• _Yang Harus Dilakukan_:
Perbarui bagian teks tentang pajak kendaraan bermotor di Lampung yang dibuka dengan kata-kata berisi "Di balik grafik" dan ditutup dengan "kemacetan tanpa henti.". Tulis ulang bagian itu dengan mengganti "kemacetan" menjadi "kepadatan lalu lintas".

• _Teks yang Diberikan_:
* * * * *

INSIDE POLITIK– Upaya Pemerintah Provinsi Lampung dalam menggenjot Pendapatan Asli Daerah (PAD) melalui program pemutihan pajak kendaraan bermotor, tampaknya belum juga memberikan hasil yang memuaskan. Alih-alih menjadi angin segar bagi kas daerah, program ini justru terlihat seperti tambal sulam tanpa efek jangka panjang yang berarti.
Di balik grafik dan laporan yang disusun rapi, suara publik menggema lebih keras: “Rakyat lagi yang diperas?” Pertanyaan itu mencuat di tengah lesunya daya beli masyarakat, sementara di sisi lain, kendaraan bermotor terus membanjiri jalan-jalan kota, menyumbang emisi dan kemacetan tanpa henti.
Pajak, Paru-Paru, dan Para Mantan
Pajak kendaraan bermotor—di atas kertas—adalah cara untuk mengatur emisi, mengendalikan lalu lintas, dan meningkatkan penerimaan daerah. Namun dalam kenyataannya, yang dihirup bukan udara bersih, tapi asap pekat yang menusuk paru-paru: dari ibu muda yang tengah mengandung, hingga ibu tua yang tengah mengingat mantan.
Tarik-ulur soal pajak seakan menjadi drama klasik: rakyat diminta patuh, pengusaha diberi ruang, pejabat memetik keuntungan. Lantas, siapa yang sebenarnya merasakan dampaknya?
Solusi Ironis: Pajaki Produsen, Bukan Hanya Pengguna
Barangkali sudah waktunya untuk menggeser beban. Mengapa tidak mengenakan pajak tinggi kepada produsen dan penjual kendaraan yang terus mendorong konsumsi kendaraan pribadi tanpa solusi transportasi publik yang layak?
Jika ruang kota makin sesak, jika jalan-jalan berubah menjadi parkiran massal, apakah kita akan terus menyalahkan rakyat yang hanya berusaha sampai di tempat kerja?

* * * * *

• _Data Tercatat_:

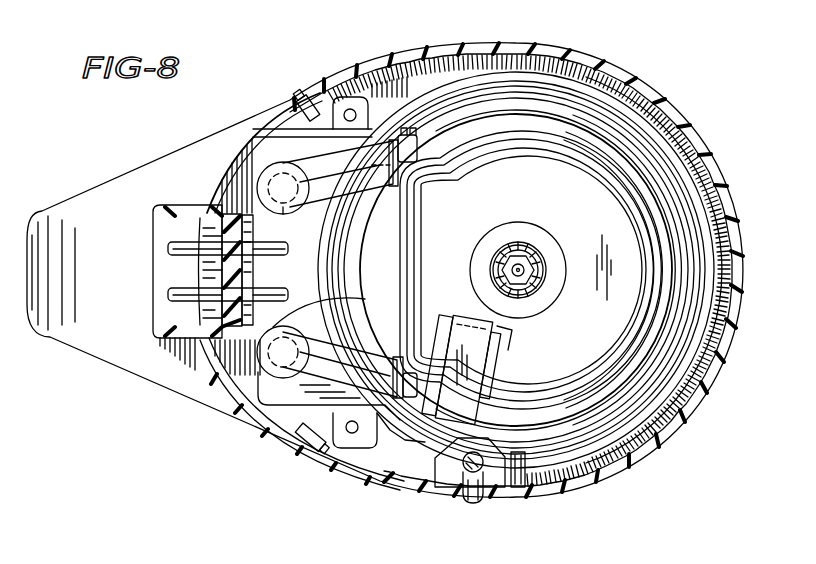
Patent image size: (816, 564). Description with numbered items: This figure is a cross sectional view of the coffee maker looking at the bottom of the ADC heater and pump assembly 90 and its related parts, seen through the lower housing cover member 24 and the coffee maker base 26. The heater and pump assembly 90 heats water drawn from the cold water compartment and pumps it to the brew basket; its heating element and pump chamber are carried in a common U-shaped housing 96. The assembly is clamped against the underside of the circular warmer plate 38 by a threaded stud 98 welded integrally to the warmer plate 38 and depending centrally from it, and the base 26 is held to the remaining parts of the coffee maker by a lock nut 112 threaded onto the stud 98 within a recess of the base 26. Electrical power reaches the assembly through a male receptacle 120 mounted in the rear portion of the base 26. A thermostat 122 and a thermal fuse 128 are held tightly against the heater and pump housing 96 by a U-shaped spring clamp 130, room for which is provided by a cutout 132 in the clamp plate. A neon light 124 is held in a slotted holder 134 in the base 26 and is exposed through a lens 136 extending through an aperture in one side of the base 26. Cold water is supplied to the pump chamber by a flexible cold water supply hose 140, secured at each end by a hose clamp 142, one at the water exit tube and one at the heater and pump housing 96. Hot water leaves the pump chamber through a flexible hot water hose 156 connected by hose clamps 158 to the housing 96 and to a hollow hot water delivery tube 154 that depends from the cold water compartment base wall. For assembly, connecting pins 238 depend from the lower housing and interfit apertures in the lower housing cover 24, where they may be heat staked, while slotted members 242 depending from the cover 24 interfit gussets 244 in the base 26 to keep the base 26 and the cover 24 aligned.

* * * * *

• _Hasil Latihan_:
Di balik grafik dan laporan yang disusun rapi, suara publik menggema lebih keras: “Rakyat lagi yang diperas?” Pertanyaan itu mencuat di tengah lesunya daya beli masyarakat, sementara di sisi lain, kendaraan bermotor terus membanjiri jalan-jalan kota, menyumbang emisi dan kepadatan lalu lintas tanpa henti.